◆ DIRECTIONS: State the number of lines in these records that include the word "Parteitag", and add nothing to it.

>> Start RECORDS SHOWN

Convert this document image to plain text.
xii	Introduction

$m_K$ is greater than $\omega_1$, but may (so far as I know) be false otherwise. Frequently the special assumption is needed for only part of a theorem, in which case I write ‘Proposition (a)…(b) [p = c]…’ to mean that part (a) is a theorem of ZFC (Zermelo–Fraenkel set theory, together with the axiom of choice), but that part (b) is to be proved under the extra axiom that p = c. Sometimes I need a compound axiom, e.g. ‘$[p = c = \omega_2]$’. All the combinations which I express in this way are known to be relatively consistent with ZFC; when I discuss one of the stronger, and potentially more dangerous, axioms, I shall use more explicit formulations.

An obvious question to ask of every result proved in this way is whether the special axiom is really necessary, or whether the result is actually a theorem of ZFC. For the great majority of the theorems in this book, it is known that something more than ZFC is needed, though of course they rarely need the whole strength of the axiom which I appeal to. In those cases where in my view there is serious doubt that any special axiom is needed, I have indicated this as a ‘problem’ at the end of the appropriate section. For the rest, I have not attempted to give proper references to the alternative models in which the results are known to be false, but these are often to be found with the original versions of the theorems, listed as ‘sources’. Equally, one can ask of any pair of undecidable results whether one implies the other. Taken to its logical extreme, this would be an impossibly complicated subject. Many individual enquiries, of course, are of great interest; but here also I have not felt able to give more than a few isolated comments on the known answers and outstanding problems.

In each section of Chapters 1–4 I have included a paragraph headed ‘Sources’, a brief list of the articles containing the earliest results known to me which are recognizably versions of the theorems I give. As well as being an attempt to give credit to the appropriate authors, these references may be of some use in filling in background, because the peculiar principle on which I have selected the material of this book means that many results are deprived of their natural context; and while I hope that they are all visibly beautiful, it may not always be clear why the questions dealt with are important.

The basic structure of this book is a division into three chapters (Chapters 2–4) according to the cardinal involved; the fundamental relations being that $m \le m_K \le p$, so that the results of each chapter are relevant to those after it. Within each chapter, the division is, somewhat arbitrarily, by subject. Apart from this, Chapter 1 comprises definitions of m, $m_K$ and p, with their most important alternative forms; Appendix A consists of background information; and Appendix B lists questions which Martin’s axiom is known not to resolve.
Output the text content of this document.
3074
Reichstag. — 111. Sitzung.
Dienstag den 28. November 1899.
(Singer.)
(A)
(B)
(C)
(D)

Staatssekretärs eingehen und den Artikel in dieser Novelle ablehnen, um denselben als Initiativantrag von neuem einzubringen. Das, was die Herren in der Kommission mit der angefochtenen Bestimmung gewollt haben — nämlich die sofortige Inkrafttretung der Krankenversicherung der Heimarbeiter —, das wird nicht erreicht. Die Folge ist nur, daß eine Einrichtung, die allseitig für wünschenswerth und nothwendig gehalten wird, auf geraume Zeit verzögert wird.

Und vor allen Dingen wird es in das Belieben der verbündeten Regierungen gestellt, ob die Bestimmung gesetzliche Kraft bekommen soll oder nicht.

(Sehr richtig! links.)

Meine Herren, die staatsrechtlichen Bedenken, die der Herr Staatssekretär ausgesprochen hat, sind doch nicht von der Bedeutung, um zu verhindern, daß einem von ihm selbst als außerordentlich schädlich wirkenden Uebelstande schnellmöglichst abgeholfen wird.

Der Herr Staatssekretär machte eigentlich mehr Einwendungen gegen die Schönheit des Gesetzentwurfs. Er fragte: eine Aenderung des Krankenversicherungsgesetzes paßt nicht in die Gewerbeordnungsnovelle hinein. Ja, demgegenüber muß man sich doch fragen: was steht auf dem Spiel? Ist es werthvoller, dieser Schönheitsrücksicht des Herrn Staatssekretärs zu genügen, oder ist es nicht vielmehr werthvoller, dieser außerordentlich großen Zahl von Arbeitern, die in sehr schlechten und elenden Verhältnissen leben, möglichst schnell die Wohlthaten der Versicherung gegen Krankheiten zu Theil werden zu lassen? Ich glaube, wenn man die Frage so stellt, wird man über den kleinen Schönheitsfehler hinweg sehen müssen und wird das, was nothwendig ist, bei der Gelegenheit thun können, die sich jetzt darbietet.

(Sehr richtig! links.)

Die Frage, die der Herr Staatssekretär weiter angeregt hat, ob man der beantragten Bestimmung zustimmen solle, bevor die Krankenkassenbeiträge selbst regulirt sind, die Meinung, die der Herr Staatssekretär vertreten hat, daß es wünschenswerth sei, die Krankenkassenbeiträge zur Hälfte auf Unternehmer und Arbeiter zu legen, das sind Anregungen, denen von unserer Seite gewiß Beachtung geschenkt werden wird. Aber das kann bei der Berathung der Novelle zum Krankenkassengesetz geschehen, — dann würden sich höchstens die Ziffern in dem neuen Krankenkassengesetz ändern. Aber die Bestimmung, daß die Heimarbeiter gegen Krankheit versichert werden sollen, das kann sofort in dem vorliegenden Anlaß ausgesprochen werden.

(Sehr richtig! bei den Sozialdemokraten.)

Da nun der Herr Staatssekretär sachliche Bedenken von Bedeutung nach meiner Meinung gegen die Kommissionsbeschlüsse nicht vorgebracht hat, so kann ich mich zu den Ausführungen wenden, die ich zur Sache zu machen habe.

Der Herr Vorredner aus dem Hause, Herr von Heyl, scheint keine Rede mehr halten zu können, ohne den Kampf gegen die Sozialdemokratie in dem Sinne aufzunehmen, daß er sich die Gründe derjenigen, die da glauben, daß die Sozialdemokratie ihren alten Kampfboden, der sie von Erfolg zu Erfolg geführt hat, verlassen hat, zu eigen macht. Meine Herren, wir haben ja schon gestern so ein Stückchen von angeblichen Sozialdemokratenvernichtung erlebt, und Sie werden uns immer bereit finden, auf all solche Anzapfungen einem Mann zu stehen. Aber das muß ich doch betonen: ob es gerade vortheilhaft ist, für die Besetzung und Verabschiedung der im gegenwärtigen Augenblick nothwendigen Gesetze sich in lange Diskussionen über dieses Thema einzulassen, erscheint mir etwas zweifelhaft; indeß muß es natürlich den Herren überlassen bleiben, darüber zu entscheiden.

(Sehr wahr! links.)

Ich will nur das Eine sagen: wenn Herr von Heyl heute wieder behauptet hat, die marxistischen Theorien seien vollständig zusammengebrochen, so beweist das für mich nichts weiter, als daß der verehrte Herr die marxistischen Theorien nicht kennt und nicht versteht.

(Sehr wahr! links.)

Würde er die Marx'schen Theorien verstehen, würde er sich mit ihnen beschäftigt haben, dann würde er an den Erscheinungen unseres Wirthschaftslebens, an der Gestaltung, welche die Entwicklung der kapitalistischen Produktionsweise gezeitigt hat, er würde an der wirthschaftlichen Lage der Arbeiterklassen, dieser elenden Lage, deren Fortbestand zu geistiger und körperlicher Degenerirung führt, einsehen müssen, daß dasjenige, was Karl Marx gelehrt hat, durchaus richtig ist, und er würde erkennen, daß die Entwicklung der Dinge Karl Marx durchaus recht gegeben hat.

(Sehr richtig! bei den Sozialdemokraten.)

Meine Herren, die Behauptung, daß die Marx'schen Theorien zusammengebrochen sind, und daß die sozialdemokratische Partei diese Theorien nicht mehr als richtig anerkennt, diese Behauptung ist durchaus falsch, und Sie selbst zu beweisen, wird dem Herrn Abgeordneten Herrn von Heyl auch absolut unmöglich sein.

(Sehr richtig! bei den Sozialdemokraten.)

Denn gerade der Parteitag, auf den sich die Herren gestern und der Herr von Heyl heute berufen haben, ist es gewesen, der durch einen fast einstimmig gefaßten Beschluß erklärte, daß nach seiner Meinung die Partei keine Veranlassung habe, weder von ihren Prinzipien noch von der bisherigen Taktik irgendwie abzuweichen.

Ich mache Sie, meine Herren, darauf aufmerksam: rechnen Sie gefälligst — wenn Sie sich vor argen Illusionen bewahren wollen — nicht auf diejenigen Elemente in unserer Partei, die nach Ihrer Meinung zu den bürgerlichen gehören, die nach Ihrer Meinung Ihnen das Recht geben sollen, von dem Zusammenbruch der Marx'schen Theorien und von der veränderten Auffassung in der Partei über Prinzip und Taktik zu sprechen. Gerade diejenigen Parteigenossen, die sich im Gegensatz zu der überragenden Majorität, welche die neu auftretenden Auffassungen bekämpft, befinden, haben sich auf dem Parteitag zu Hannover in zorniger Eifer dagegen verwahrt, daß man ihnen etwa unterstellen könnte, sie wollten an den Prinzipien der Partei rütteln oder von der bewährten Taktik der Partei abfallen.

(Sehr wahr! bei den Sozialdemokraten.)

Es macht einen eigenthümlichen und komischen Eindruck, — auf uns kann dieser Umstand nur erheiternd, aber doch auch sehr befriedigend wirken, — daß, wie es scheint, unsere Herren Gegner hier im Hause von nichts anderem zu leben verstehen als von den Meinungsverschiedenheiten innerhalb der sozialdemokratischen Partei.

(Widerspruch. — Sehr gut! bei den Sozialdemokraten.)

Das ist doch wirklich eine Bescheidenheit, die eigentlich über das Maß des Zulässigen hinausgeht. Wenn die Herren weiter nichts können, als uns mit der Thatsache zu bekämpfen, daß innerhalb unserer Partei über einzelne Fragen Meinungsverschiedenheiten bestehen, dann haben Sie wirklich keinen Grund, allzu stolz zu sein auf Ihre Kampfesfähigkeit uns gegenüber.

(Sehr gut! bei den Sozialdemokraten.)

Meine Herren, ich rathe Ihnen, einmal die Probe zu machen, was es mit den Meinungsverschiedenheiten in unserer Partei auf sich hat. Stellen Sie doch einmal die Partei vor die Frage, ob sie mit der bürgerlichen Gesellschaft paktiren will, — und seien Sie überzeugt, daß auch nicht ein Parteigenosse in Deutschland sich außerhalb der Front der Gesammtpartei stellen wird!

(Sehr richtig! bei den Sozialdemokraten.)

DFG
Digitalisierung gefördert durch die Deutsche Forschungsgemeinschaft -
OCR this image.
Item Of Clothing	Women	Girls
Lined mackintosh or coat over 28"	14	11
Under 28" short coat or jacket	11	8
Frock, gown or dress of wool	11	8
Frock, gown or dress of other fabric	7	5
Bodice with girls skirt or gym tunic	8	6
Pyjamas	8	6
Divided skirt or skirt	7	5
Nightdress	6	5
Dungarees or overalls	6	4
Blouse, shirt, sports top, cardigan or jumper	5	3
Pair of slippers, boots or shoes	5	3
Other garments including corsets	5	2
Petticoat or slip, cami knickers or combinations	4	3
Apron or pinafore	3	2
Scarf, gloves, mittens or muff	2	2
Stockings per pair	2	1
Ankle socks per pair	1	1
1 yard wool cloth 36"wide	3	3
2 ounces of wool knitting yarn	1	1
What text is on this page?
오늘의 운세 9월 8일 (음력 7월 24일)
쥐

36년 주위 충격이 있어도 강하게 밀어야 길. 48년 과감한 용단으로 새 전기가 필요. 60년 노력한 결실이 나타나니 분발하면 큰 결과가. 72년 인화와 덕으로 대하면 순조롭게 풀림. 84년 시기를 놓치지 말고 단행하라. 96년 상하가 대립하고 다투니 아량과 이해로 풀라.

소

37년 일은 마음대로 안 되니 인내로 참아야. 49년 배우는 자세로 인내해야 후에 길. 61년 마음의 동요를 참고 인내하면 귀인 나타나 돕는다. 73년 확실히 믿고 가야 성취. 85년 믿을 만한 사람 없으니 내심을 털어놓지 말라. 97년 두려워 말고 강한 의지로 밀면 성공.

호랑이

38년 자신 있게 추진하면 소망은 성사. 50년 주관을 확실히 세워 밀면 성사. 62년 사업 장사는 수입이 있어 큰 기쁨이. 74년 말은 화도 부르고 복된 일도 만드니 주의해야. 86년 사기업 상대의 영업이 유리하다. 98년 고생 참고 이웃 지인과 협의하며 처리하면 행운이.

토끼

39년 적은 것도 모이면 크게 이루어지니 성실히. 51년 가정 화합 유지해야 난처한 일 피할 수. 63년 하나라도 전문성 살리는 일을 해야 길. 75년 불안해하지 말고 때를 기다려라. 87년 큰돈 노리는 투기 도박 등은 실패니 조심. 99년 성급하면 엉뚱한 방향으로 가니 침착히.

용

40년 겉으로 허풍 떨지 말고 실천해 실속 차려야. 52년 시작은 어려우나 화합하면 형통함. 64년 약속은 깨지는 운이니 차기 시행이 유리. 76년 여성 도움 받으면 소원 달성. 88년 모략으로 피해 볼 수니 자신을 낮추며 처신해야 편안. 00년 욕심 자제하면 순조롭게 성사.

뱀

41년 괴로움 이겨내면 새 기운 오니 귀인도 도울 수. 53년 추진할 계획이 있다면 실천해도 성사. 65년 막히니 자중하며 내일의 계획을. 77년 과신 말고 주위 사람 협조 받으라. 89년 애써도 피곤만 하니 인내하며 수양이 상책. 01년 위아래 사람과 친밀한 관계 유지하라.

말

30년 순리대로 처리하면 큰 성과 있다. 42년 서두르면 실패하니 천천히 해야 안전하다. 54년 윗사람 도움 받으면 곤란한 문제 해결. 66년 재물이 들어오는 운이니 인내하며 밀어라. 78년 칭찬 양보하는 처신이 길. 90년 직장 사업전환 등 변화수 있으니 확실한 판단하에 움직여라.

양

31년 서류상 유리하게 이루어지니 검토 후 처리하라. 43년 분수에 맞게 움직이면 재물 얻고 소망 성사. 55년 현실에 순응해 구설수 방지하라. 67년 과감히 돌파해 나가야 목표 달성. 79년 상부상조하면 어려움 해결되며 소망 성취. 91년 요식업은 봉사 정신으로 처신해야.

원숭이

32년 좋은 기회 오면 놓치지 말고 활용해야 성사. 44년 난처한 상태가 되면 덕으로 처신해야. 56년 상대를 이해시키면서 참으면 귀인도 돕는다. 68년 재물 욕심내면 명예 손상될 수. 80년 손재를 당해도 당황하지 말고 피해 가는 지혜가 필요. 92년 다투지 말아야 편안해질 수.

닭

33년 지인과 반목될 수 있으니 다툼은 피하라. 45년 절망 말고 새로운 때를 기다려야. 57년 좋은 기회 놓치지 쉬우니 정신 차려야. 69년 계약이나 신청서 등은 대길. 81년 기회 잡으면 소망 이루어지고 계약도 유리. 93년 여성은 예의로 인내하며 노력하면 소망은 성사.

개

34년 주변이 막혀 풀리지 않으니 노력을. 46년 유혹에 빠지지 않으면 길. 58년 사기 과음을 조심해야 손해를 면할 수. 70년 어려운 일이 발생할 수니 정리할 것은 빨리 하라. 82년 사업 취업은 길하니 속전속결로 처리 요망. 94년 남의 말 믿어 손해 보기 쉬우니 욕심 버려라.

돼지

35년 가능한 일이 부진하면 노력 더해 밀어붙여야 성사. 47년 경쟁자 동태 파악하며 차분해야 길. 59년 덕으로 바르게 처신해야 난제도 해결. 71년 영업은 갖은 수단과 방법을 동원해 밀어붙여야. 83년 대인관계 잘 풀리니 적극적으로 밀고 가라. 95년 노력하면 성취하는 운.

>> End RECORDS SHOWN

◆ IN RESPONSE: 2